** START **
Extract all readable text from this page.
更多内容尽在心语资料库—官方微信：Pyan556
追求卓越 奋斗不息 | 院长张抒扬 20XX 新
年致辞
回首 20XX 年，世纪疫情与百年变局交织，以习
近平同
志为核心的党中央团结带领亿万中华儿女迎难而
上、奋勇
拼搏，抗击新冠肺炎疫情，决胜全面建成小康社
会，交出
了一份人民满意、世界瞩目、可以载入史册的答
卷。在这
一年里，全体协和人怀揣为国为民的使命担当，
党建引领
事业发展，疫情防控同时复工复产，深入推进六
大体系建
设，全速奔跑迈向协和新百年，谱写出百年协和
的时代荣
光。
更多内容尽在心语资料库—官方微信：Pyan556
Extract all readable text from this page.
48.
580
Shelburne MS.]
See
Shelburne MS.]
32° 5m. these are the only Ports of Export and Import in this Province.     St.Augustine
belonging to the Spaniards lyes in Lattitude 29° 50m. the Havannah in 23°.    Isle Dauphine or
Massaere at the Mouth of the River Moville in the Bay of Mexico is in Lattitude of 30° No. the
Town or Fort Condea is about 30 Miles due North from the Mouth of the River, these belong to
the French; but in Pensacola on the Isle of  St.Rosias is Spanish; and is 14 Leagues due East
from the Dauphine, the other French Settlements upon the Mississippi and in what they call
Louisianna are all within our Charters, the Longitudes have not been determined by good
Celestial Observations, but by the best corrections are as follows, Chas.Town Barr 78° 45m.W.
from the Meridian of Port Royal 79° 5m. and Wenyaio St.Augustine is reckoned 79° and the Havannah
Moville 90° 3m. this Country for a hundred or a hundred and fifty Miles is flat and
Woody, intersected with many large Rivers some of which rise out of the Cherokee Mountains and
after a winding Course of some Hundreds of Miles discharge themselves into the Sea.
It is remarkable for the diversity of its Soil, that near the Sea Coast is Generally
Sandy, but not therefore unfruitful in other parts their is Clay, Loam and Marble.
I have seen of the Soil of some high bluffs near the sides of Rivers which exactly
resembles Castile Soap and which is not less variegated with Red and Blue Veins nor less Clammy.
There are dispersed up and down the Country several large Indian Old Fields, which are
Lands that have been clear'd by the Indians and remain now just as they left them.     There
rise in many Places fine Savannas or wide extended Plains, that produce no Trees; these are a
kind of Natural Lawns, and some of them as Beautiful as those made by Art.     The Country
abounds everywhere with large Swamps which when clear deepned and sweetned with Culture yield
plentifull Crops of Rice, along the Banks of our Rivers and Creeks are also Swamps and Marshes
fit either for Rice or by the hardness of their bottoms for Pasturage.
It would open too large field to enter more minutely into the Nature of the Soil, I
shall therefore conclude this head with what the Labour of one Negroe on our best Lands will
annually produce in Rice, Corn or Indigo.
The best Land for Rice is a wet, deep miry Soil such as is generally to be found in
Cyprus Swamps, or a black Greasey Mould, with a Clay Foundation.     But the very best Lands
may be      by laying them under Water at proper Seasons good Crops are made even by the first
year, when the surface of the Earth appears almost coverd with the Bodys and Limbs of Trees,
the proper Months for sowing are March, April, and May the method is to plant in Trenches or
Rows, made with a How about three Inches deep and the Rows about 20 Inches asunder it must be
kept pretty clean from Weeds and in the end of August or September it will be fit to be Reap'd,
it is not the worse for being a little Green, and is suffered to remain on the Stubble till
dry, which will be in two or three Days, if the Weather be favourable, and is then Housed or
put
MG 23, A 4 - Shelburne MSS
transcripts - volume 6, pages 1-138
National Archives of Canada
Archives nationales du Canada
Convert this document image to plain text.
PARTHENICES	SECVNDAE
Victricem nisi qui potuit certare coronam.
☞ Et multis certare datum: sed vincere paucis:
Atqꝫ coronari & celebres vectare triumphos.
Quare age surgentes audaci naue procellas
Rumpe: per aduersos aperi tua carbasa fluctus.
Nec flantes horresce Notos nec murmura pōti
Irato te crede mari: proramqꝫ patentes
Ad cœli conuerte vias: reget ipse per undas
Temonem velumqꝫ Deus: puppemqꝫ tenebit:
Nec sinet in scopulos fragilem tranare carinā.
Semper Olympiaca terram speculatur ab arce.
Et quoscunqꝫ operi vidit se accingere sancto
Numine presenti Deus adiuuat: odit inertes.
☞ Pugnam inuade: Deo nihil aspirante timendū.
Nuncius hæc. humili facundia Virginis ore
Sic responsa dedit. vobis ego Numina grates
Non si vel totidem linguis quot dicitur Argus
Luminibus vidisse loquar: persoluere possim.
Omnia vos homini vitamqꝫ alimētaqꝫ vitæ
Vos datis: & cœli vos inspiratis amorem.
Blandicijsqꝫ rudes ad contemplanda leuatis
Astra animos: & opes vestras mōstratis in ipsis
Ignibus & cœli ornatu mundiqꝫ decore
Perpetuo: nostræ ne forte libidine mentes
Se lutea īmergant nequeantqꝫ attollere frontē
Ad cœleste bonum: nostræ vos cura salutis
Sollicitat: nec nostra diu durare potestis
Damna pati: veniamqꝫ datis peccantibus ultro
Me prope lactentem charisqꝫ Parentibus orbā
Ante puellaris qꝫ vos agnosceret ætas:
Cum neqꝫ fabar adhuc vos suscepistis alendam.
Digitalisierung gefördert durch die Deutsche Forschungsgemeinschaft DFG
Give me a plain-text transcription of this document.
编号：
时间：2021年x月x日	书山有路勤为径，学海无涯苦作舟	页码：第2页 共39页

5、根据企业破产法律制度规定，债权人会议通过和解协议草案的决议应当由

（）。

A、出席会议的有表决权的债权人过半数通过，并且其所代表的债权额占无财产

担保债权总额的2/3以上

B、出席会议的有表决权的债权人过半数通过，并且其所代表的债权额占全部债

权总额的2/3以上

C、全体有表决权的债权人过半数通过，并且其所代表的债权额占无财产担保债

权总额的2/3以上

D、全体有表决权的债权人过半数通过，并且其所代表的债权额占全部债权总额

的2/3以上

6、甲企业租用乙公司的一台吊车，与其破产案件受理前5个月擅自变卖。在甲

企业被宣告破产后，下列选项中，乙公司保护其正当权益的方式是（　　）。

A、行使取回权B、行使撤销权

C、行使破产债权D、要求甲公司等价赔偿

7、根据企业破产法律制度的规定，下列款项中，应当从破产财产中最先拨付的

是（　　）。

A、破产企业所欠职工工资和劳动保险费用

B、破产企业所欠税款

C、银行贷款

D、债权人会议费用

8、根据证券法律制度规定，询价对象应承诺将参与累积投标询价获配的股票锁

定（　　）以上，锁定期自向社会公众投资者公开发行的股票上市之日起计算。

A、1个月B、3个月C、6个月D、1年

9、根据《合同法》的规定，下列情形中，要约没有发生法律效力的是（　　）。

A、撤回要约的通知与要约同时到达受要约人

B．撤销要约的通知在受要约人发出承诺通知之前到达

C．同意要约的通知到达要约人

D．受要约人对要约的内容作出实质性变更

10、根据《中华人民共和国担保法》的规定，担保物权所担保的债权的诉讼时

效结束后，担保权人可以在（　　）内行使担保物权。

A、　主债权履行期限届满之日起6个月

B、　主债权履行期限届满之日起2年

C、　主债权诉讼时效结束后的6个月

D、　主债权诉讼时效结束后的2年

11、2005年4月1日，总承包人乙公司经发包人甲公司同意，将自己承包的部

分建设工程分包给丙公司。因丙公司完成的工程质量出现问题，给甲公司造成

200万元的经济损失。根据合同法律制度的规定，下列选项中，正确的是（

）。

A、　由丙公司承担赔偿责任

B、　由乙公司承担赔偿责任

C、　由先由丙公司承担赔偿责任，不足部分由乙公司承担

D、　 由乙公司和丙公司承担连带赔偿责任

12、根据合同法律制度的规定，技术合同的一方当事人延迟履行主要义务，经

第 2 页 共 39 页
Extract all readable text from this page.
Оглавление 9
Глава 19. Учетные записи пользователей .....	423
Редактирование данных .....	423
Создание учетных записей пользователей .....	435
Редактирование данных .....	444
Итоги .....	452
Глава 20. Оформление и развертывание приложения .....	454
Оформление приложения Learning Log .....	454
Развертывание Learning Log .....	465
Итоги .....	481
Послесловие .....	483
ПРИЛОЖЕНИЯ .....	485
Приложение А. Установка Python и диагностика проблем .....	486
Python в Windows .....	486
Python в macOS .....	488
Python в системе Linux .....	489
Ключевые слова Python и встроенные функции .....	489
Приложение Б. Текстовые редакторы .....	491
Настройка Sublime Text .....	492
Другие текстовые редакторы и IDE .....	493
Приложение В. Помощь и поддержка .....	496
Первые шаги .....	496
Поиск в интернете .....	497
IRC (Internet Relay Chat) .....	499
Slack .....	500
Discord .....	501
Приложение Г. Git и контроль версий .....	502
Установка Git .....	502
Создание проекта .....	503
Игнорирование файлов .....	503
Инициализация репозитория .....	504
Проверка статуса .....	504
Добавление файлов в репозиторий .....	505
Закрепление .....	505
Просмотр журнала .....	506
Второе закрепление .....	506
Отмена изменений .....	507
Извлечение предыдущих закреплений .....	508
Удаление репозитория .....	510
** END **
What is needed: Check each line of the records above for the string "Lattitude", and report every line that has it.

Written solution:
belonging to the Spaniards lyes in Lattitude 29° 50m. the Havannah in 23°.    Isle Dauphine or
Massaere at the Mouth of the River Moville in the Bay of Mexico is in Lattitude of 30° No. the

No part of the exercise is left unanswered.